Exercise ▸ Every entry needs to be reproduced exactly.
─── Dataset excerpts
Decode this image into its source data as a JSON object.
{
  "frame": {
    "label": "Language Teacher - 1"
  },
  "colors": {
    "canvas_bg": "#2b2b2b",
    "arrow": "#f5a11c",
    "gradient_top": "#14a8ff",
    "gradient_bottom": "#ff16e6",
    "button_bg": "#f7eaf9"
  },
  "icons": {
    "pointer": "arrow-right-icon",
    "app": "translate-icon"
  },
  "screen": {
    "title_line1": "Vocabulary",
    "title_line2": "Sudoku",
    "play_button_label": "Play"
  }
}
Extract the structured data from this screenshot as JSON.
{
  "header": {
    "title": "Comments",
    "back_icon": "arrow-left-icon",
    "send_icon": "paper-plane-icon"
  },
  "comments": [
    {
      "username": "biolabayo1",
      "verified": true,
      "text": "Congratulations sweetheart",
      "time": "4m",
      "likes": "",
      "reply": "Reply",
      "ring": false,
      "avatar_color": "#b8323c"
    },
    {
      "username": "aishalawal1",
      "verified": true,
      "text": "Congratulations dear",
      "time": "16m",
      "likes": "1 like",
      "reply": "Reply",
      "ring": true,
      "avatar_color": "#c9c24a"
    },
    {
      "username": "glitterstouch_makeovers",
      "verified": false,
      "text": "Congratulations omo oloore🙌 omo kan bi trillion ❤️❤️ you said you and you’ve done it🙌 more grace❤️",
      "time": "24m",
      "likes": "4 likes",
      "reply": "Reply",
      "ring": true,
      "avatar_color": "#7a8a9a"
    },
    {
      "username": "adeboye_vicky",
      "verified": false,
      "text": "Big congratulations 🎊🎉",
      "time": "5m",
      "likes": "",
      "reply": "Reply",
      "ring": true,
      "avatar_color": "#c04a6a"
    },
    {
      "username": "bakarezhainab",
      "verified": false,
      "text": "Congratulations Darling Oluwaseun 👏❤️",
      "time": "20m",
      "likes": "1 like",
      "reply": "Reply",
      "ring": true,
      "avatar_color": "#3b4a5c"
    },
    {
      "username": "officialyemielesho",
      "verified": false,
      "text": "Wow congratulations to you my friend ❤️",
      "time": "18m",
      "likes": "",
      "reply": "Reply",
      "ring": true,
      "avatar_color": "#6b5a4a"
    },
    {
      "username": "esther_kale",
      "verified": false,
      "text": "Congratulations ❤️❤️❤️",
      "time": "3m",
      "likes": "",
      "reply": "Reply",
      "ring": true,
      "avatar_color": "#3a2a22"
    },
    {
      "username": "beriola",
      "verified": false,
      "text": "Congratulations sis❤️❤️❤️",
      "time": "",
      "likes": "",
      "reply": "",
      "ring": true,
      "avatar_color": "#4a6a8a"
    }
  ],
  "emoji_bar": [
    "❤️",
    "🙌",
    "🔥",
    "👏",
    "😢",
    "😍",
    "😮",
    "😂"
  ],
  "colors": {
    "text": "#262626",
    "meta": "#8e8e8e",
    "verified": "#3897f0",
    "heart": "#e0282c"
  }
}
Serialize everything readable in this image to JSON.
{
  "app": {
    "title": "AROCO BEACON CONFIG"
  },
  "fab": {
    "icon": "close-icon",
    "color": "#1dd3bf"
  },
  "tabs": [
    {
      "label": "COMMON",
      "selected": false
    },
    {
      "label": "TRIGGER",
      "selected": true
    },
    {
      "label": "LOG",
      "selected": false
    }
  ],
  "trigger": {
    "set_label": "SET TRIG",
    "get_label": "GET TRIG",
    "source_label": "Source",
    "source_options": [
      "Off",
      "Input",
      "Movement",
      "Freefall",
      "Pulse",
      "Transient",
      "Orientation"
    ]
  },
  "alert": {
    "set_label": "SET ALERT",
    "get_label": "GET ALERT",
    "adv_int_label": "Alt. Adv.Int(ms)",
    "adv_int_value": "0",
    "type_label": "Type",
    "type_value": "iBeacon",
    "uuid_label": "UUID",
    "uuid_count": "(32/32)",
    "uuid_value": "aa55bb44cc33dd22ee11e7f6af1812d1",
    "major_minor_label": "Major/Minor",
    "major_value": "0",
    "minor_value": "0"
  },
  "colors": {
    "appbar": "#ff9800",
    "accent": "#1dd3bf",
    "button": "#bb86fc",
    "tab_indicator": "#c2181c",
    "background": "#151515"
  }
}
──────
Reply ▸
Decode this image into its source data as a JSON object.
{
  "frame": {
    "label": "Language Teacher - 1"
  },
  "colors": {
    "canvas_bg": "#2b2b2b",
    "arrow": "#f5a11c",
    "gradient_top": "#14a8ff",
    "gradient_bottom": "#ff16e6",
    "button_bg": "#f7eaf9"
  },
  "icons": {
    "pointer": "arrow-right-icon",
    "app": "translate-icon"
  },
  "screen": {
    "title_line1": "Vocabulary",
    "title_line2": "Sudoku",
    "play_button_label": "Play"
  }
}
Extract the structured data from this screenshot as JSON.
{
  "header": {
    "title": "Comments",
    "back_icon": "arrow-left-icon",
    "send_icon": "paper-plane-icon"
  },
  "comments": [
    {
      "username": "biolabayo1",
      "verified": true,
      "text": "Congratulations sweetheart",
      "time": "4m",
      "likes": "",
      "reply": "Reply",
      "ring": false,
      "avatar_color": "#b8323c"
    },
    {
      "username": "aishalawal1",
      "verified": true,
      "text": "Congratulations dear",
      "time": "16m",
      "likes": "1 like",
      "reply": "Reply",
      "ring": true,
      "avatar_color": "#c9c24a"
    },
    {
      "username": "glitterstouch_makeovers",
      "verified": false,
      "text": "Congratulations omo oloore🙌 omo kan bi trillion ❤️❤️ you said you and you’ve done it🙌 more grace❤️",
      "time": "24m",
      "likes": "4 likes",
      "reply": "Reply",
      "ring": true,
      "avatar_color": "#7a8a9a"
    },
    {
      "username": "adeboye_vicky",
      "verified": false,
      "text": "Big congratulations 🎊🎉",
      "time": "5m",
      "likes": "",
      "reply": "Reply",
      "ring": true,
      "avatar_color": "#c04a6a"
    },
    {
      "username": "bakarezhainab",
      "verified": false,
      "text": "Congratulations Darling Oluwaseun 👏❤️",
      "time": "20m",
      "likes": "1 like",
      "reply": "Reply",
      "ring": true,
      "avatar_color": "#3b4a5c"
    },
    {
      "username": "officialyemielesho",
      "verified": false,
      "text": "Wow congratulations to you my friend ❤️",
      "time": "18m",
      "likes": "",
      "reply": "Reply",
      "ring": true,
      "avatar_color": "#6b5a4a"
    },
    {
      "username": "esther_kale",
      "verified": false,
      "text": "Congratulations ❤️❤️❤️",
      "time": "3m",
      "likes": "",
      "reply": "Reply",
      "ring": true,
      "avatar_color": "#3a2a22"
    },
    {
      "username": "beriola",
      "verified": false,
      "text": "Congratulations sis❤️❤️❤️",
      "time": "",
      "likes": "",
      "reply": "",
      "ring": true,
      "avatar_color": "#4a6a8a"
    }
  ],
  "emoji_bar": [
    "❤️",
    "🙌",
    "🔥",
    "👏",
    "😢",
    "😍",
    "😮",
    "😂"
  ],
  "colors": {
    "text": "#262626",
    "meta": "#8e8e8e",
    "verified": "#3897f0",
    "heart": "#e0282c"
  }
}
Serialize everything readable in this image to JSON.
{
  "app": {
    "title": "AROCO BEACON CONFIG"
  },
  "fab": {
    "icon": "close-icon",
    "color": "#1dd3bf"
  },
  "tabs": [
    {
      "label": "COMMON",
      "selected": false
    },
    {
      "label": "TRIGGER",
      "selected": true
    },
    {
      "label": "LOG",
      "selected": false
    }
  ],
  "trigger": {
    "set_label": "SET TRIG",
    "get_label": "GET TRIG",
    "source_label": "Source",
    "source_options": [
      "Off",
      "Input",
      "Movement",
      "Freefall",
      "Pulse",
      "Transient",
      "Orientation"
    ]
  },
  "alert": {
    "set_label": "SET ALERT",
    "get_label": "GET ALERT",
    "adv_int_label": "Alt. Adv.Int(ms)",
    "adv_int_value": "0",
    "type_label": "Type",
    "type_value": "iBeacon",
    "uuid_label": "UUID",
    "uuid_count": "(32/32)",
    "uuid_value": "aa55bb44cc33dd22ee11e7f6af1812d1",
    "major_minor_label": "Major/Minor",
    "major_value": "0",
    "minor_value": "0"
  },
  "colors": {
    "appbar": "#ff9800",
    "accent": "#1dd3bf",
    "button": "#bb86fc",
    "tab_indicator": "#c2181c",
    "background": "#151515"
  }
}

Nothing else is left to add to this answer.